:: Exercise task ::
Look for "marked" in each line of the entries, and return the matching lines.
┏━━
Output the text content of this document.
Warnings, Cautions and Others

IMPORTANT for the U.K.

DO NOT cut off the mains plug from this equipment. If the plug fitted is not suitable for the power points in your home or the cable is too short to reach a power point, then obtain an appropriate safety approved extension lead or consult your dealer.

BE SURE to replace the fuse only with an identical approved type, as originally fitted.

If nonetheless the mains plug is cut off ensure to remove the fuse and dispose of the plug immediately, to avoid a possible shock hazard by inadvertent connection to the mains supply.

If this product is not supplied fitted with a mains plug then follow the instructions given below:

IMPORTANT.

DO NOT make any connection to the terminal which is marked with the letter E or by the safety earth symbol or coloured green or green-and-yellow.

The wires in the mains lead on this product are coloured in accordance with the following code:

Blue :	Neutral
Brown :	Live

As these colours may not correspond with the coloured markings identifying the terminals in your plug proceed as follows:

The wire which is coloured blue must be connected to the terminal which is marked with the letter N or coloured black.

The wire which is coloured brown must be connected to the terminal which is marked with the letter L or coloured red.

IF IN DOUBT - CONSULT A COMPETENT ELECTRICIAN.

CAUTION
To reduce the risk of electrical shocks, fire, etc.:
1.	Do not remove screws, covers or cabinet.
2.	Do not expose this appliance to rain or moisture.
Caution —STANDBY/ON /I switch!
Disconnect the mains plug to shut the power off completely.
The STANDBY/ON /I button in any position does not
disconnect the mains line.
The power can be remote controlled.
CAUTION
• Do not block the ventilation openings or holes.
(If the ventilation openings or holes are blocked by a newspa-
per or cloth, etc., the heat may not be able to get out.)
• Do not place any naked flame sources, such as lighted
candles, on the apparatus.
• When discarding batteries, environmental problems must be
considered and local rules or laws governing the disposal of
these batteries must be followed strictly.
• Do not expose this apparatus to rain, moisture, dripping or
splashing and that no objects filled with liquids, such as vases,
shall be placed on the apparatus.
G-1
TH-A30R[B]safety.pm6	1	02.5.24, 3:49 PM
┗━━
┏━━
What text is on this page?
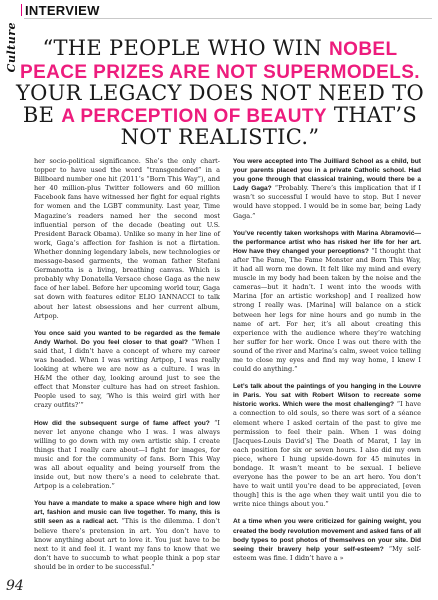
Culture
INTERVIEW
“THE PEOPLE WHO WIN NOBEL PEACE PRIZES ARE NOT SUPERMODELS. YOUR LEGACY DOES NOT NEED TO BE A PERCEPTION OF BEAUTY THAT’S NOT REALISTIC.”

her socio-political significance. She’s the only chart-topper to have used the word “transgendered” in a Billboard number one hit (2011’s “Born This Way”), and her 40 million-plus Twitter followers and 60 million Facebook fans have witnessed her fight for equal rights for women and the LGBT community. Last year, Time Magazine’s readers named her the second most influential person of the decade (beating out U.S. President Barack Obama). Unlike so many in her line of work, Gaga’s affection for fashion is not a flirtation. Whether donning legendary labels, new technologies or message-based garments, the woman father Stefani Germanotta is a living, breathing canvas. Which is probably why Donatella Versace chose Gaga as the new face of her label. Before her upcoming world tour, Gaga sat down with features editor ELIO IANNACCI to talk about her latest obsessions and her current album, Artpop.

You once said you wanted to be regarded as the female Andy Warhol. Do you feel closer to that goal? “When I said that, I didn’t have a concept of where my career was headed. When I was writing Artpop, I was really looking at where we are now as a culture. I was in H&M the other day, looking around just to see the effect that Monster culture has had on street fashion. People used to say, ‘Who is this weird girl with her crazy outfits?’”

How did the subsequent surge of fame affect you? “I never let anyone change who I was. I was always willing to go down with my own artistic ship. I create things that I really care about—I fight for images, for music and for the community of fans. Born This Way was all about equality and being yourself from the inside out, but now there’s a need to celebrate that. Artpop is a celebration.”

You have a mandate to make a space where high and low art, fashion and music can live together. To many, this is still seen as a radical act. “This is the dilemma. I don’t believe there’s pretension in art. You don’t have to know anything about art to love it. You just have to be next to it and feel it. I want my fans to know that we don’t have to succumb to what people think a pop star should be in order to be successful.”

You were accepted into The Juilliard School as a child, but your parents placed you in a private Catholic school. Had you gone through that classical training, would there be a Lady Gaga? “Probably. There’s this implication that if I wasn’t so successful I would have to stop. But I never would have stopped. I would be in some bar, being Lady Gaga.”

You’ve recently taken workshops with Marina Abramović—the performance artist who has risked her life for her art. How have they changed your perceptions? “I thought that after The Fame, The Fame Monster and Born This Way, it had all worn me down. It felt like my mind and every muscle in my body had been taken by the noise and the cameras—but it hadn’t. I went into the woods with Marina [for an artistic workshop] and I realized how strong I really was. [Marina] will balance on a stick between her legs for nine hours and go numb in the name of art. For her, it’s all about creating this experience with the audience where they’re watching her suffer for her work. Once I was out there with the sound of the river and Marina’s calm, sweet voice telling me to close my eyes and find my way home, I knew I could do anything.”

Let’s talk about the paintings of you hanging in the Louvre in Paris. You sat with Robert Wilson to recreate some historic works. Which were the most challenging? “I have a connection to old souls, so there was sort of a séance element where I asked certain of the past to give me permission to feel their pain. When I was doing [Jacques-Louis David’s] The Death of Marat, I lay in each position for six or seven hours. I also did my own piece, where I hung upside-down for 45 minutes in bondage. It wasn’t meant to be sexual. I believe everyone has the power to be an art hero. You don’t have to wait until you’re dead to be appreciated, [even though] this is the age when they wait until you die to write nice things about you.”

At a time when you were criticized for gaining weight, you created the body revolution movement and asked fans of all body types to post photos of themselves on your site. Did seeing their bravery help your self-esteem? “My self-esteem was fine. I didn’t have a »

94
┗━━
┏━━
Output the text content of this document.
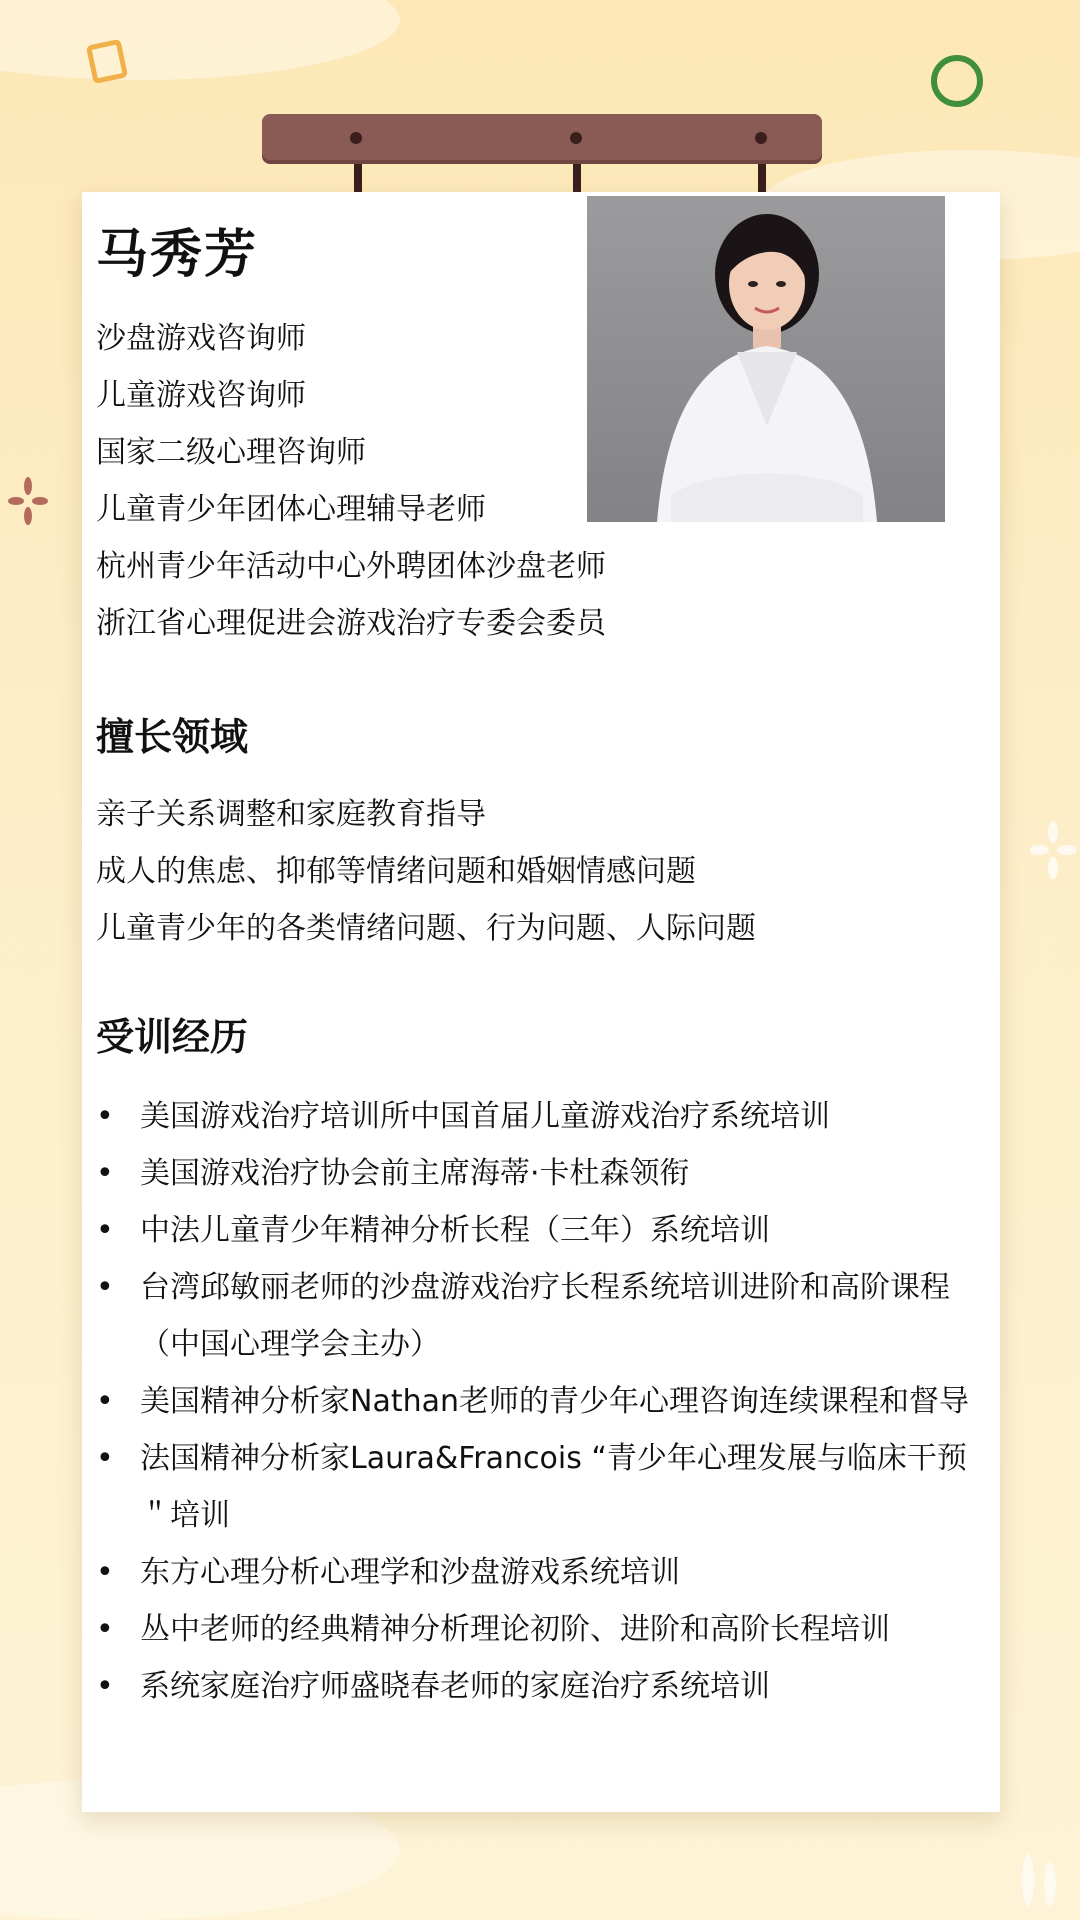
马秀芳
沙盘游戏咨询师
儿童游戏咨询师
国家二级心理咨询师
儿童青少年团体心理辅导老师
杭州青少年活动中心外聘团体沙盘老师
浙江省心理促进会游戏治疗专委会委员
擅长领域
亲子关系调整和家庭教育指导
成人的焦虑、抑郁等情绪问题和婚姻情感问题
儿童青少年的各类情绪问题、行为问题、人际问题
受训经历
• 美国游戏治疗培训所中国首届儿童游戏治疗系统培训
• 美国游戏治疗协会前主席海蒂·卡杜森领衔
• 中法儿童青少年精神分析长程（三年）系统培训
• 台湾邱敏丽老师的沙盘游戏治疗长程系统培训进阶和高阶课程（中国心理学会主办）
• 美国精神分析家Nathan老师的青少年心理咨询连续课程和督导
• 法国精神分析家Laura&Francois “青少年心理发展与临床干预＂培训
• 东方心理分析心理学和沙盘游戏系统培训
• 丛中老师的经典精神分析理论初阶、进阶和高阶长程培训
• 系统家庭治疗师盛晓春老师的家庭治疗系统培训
┗━━
:: Correct answer ::
DO NOT make any connection to the terminal which is marked with the letter E or by the safety earth symbol or coloured green or green-and-yellow.
The wire which is coloured blue must be connected to the terminal which is marked with the letter N or coloured black.
The wire which is coloured brown must be connected to the terminal which is marked with the letter L or coloured red.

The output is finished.